-- start SOURCE RECORDS --

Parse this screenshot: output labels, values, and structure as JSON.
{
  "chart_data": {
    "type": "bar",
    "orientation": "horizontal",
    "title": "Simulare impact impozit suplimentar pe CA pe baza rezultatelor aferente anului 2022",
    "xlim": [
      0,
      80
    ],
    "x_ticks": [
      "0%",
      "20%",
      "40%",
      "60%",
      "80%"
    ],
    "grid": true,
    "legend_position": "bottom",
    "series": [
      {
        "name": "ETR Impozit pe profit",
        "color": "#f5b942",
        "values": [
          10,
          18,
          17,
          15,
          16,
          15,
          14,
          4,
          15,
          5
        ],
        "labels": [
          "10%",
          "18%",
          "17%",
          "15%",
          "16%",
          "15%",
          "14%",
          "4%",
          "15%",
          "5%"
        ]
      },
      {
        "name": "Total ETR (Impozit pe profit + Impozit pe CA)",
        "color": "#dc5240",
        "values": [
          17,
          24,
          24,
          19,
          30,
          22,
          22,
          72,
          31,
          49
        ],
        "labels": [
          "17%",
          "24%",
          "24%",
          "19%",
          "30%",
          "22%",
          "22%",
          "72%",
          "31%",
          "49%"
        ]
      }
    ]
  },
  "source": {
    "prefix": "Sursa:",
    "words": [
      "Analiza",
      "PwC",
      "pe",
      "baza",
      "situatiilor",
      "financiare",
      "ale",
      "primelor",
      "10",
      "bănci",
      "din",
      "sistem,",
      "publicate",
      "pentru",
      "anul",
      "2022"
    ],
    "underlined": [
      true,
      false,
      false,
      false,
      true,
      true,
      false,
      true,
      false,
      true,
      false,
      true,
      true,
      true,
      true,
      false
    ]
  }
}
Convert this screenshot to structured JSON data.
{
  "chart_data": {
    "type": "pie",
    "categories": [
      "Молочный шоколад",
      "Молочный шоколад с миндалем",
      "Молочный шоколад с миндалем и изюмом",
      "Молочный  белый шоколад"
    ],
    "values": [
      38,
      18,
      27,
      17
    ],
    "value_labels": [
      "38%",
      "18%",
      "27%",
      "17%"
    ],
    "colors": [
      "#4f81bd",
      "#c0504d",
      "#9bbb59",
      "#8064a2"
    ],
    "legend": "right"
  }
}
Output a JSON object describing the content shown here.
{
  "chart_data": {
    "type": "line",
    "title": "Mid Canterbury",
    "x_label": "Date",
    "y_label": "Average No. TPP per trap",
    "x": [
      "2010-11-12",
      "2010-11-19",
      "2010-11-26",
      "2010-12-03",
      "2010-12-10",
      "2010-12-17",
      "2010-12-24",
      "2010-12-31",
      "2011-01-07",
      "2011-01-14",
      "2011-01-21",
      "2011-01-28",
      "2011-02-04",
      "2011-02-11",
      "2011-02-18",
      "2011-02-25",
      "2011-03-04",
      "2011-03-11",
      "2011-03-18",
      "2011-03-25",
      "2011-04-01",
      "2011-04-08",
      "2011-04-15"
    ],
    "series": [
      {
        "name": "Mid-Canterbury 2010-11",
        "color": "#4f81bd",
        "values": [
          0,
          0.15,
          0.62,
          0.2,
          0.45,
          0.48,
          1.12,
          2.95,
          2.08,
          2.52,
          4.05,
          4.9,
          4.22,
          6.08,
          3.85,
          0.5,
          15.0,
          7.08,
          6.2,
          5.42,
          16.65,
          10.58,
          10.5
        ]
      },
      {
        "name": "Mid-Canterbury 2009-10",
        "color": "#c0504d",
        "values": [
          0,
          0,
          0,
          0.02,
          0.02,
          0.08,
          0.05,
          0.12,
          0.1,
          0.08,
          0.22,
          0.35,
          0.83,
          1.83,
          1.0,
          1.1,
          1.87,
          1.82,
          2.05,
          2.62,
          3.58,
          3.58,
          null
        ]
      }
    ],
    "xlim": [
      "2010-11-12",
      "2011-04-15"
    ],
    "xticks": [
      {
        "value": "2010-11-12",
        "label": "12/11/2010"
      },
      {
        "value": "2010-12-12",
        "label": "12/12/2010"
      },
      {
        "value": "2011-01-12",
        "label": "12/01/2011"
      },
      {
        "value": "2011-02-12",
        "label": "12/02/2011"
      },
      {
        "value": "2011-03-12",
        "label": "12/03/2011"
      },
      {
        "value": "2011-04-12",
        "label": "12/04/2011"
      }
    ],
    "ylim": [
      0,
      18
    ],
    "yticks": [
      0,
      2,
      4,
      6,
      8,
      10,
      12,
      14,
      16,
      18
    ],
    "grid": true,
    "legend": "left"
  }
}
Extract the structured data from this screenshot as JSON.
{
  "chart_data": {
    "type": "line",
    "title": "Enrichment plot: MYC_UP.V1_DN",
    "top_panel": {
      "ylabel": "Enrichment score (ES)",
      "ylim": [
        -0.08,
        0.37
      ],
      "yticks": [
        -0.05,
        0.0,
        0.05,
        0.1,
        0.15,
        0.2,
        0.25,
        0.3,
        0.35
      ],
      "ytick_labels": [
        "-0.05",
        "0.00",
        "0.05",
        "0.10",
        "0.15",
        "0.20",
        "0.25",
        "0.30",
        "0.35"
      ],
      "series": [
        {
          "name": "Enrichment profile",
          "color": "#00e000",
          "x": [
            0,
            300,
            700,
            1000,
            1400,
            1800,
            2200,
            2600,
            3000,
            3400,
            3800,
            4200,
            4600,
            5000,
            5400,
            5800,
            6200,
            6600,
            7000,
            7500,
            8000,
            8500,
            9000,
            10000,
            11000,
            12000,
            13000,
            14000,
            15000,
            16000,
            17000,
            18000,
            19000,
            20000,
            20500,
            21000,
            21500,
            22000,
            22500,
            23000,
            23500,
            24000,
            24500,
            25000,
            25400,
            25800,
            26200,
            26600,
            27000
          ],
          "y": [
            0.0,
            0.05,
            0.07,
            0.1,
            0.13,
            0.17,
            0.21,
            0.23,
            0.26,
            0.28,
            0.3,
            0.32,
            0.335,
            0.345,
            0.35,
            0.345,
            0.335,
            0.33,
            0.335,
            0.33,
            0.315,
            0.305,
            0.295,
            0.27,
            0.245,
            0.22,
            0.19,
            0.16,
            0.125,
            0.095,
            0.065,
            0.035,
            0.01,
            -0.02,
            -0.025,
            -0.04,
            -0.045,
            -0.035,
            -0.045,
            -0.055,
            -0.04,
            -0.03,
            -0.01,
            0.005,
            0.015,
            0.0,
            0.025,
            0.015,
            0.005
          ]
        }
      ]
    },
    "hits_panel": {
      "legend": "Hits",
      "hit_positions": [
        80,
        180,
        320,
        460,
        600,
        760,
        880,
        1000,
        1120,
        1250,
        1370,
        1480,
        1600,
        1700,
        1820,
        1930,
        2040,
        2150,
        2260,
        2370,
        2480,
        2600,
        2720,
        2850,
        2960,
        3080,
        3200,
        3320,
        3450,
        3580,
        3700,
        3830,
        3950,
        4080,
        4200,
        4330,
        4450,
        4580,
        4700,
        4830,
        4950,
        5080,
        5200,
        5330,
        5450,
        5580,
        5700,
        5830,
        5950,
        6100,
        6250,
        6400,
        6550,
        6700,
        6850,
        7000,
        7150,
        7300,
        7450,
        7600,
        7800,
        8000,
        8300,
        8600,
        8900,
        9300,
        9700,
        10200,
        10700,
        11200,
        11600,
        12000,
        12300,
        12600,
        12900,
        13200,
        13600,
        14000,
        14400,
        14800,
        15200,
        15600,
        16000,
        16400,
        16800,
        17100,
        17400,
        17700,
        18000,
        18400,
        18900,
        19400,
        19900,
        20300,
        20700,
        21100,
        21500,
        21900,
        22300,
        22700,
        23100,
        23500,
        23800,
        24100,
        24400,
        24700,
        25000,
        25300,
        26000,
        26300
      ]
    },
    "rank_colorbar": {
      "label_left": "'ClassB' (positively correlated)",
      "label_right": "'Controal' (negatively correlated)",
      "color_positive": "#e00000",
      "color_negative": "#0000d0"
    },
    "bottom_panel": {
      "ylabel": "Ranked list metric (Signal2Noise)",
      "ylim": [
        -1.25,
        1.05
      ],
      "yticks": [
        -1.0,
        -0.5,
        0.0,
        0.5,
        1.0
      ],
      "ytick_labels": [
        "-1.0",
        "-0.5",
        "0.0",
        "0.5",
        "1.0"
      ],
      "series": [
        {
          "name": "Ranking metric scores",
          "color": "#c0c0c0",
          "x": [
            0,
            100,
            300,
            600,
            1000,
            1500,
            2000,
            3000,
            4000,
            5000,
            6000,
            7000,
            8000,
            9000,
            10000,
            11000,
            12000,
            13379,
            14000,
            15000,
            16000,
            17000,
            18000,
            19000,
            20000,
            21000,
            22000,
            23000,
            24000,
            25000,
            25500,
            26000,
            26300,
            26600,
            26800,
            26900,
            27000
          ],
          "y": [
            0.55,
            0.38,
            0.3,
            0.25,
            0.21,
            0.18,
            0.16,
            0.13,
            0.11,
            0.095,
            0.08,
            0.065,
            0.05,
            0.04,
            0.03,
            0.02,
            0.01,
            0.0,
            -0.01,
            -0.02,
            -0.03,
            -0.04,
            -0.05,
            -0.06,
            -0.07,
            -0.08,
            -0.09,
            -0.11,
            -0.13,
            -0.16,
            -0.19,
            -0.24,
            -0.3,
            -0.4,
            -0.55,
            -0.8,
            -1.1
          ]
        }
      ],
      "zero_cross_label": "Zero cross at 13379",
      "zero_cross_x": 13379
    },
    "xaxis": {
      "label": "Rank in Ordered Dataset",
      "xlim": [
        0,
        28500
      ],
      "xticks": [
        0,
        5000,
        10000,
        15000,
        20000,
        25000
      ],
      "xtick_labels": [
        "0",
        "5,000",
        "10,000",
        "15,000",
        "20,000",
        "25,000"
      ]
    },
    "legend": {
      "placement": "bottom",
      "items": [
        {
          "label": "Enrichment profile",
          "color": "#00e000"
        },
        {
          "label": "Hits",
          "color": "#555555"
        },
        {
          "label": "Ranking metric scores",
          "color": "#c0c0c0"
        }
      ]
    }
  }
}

-- end SOURCE RECORDS --

REQUIRED WORK: Pull every line containing "correlated" from the data.

WORKED ANSWER:
      "label_left": "'ClassB' (positively correlated)",
      "label_right": "'Controal' (negatively correlated)",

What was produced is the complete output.